===== DATASET EXCERPTS

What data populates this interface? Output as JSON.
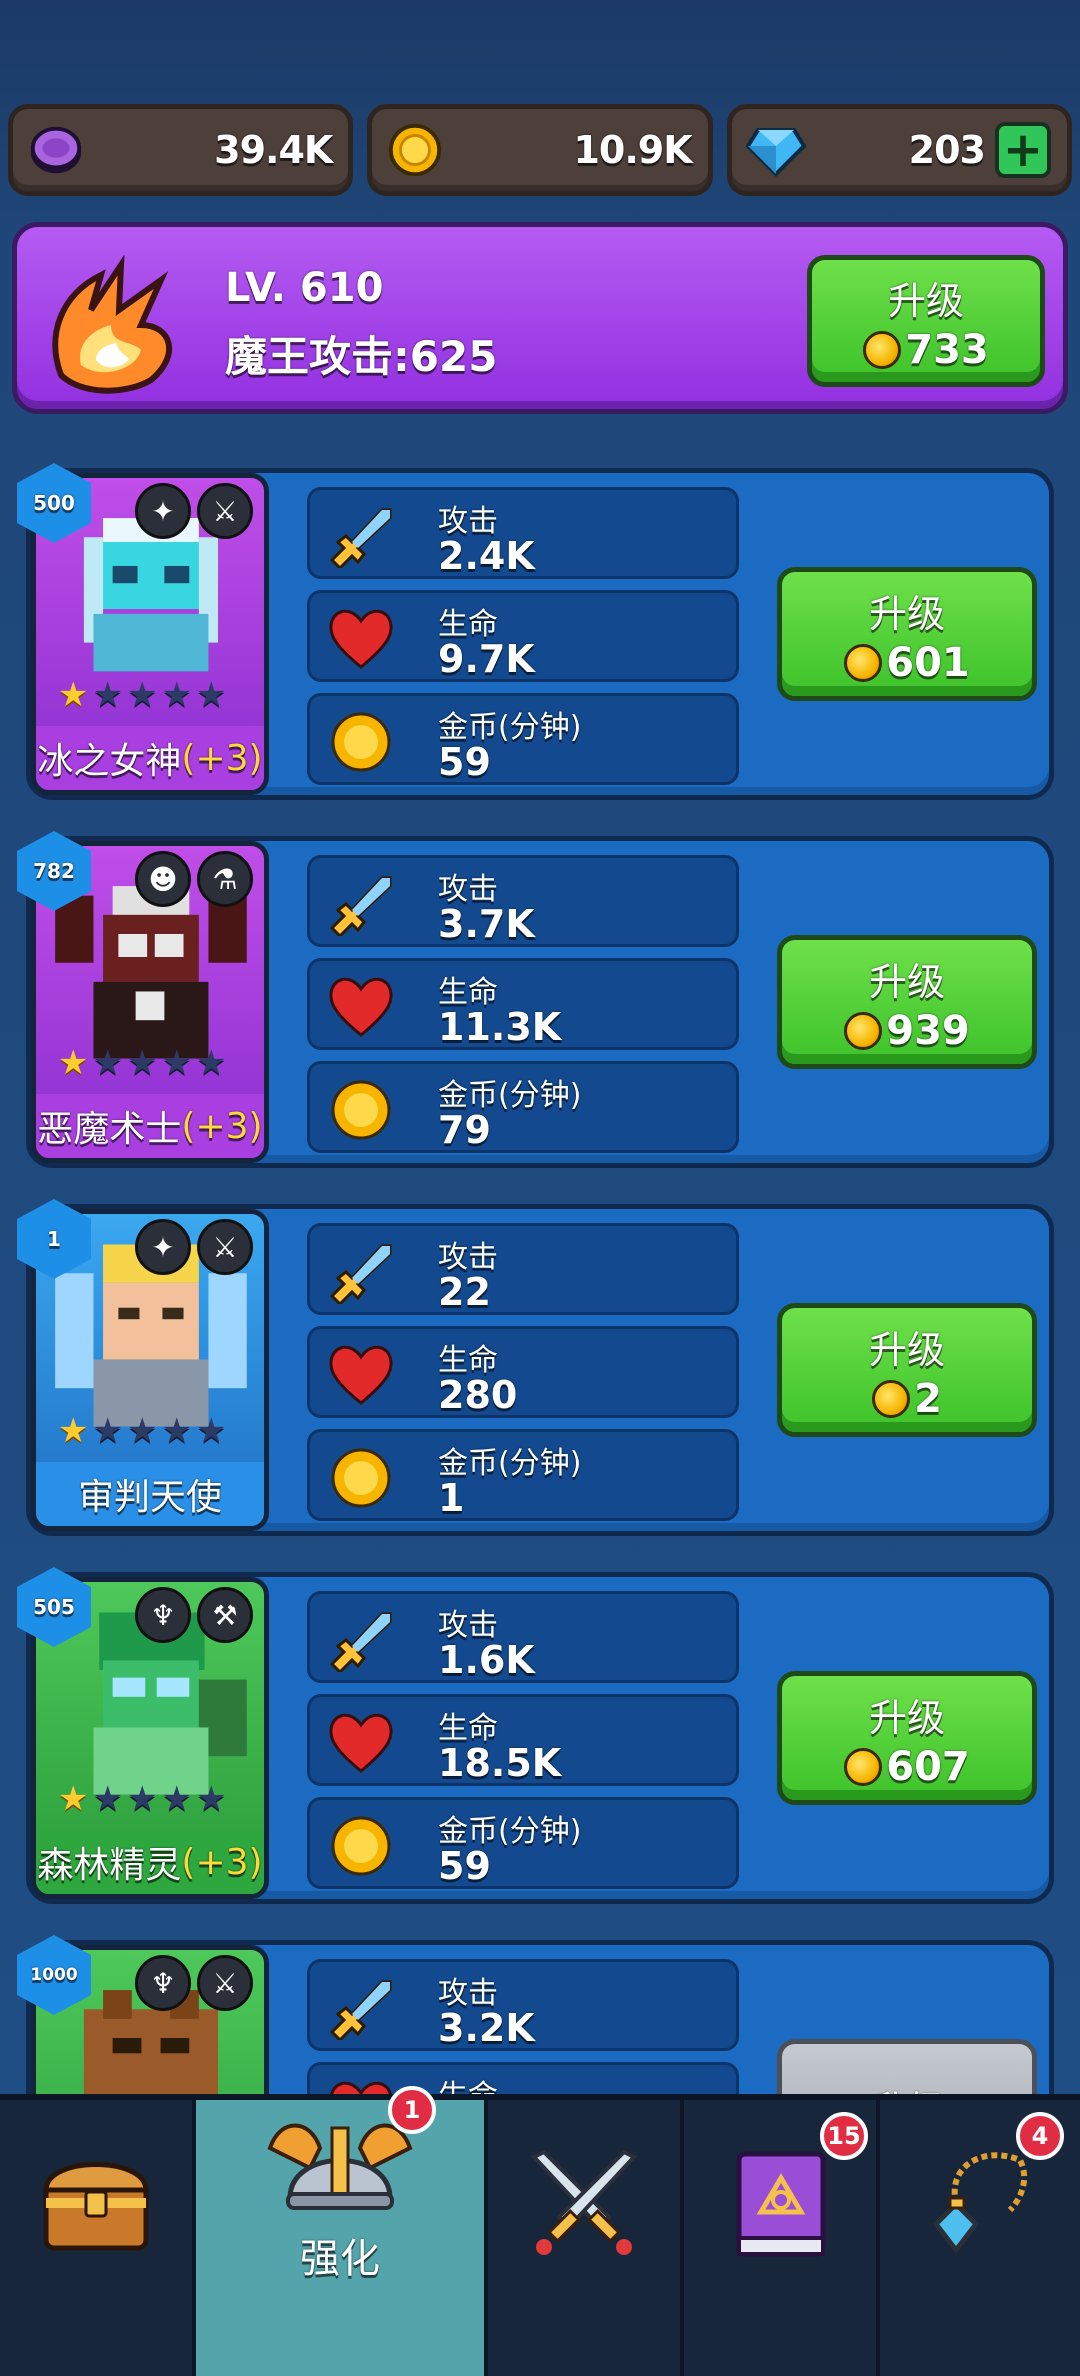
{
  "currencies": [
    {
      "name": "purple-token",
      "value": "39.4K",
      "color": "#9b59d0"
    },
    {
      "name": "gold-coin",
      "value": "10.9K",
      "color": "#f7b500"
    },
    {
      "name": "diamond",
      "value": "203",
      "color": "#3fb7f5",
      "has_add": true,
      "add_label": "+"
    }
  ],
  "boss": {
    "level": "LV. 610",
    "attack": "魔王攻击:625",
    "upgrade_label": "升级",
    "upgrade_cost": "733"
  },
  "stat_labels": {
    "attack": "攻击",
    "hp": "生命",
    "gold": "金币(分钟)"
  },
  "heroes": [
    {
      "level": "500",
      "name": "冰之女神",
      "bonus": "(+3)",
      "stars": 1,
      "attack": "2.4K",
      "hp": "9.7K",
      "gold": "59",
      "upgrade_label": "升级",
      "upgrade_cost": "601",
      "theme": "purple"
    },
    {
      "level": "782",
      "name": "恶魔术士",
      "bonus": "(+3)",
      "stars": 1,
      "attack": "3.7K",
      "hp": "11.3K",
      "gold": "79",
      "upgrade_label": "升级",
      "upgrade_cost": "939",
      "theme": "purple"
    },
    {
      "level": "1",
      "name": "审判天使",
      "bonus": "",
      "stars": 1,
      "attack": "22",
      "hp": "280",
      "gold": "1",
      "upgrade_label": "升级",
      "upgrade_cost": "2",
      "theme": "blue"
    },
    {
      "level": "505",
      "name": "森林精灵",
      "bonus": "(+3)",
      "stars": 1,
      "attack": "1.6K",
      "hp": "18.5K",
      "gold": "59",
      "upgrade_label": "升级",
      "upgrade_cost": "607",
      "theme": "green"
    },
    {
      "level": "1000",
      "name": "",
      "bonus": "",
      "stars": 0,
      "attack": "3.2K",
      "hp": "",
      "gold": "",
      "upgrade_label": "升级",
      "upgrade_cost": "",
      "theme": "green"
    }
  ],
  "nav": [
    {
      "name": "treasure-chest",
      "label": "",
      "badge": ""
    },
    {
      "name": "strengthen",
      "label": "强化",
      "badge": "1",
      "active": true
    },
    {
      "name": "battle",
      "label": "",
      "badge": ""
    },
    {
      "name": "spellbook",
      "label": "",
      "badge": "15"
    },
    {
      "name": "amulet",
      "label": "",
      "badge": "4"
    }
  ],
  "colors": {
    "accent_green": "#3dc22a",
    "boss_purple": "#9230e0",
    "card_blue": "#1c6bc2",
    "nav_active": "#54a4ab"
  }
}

==========

• SET EXERCISE: Quote every record above exactly, leaving out any pictures.

• RESULT:
What data populates this interface? Output as JSON.
{
  "currencies": [
    {
      "name": "purple-token",
      "value": "39.4K",
      "color": "#9b59d0"
    },
    {
      "name": "gold-coin",
      "value": "10.9K",
      "color": "#f7b500"
    },
    {
      "name": "diamond",
      "value": "203",
      "color": "#3fb7f5",
      "has_add": true,
      "add_label": "+"
    }
  ],
  "boss": {
    "level": "LV. 610",
    "attack": "魔王攻击:625",
    "upgrade_label": "升级",
    "upgrade_cost": "733"
  },
  "stat_labels": {
    "attack": "攻击",
    "hp": "生命",
    "gold": "金币(分钟)"
  },
  "heroes": [
    {
      "level": "500",
      "name": "冰之女神",
      "bonus": "(+3)",
      "stars": 1,
      "attack": "2.4K",
      "hp": "9.7K",
      "gold": "59",
      "upgrade_label": "升级",
      "upgrade_cost": "601",
      "theme": "purple"
    },
    {
      "level": "782",
      "name": "恶魔术士",
      "bonus": "(+3)",
      "stars": 1,
      "attack": "3.7K",
      "hp": "11.3K",
      "gold": "79",
      "upgrade_label": "升级",
      "upgrade_cost": "939",
      "theme": "purple"
    },
    {
      "level": "1",
      "name": "审判天使",
      "bonus": "",
      "stars": 1,
      "attack": "22",
      "hp": "280",
      "gold": "1",
      "upgrade_label": "升级",
      "upgrade_cost": "2",
      "theme": "blue"
    },
    {
      "level": "505",
      "name": "森林精灵",
      "bonus": "(+3)",
      "stars": 1,
      "attack": "1.6K",
      "hp": "18.5K",
      "gold": "59",
      "upgrade_label": "升级",
      "upgrade_cost": "607",
      "theme": "green"
    },
    {
      "level": "1000",
      "name": "",
      "bonus": "",
      "stars": 0,
      "attack": "3.2K",
      "hp": "",
      "gold": "",
      "upgrade_label": "升级",
      "upgrade_cost": "",
      "theme": "green"
    }
  ],
  "nav": [
    {
      "name": "treasure-chest",
      "label": "",
      "badge": ""
    },
    {
      "name": "strengthen",
      "label": "强化",
      "badge": "1",
      "active": true
    },
    {
      "name": "battle",
      "label": "",
      "badge": ""
    },
    {
      "name": "spellbook",
      "label": "",
      "badge": "15"
    },
    {
      "name": "amulet",
      "label": "",
      "badge": "4"
    }
  ],
  "colors": {
    "accent_green": "#3dc22a",
    "boss_purple": "#9230e0",
    "card_blue": "#1c6bc2",
    "nav_active": "#54a4ab"
  }
}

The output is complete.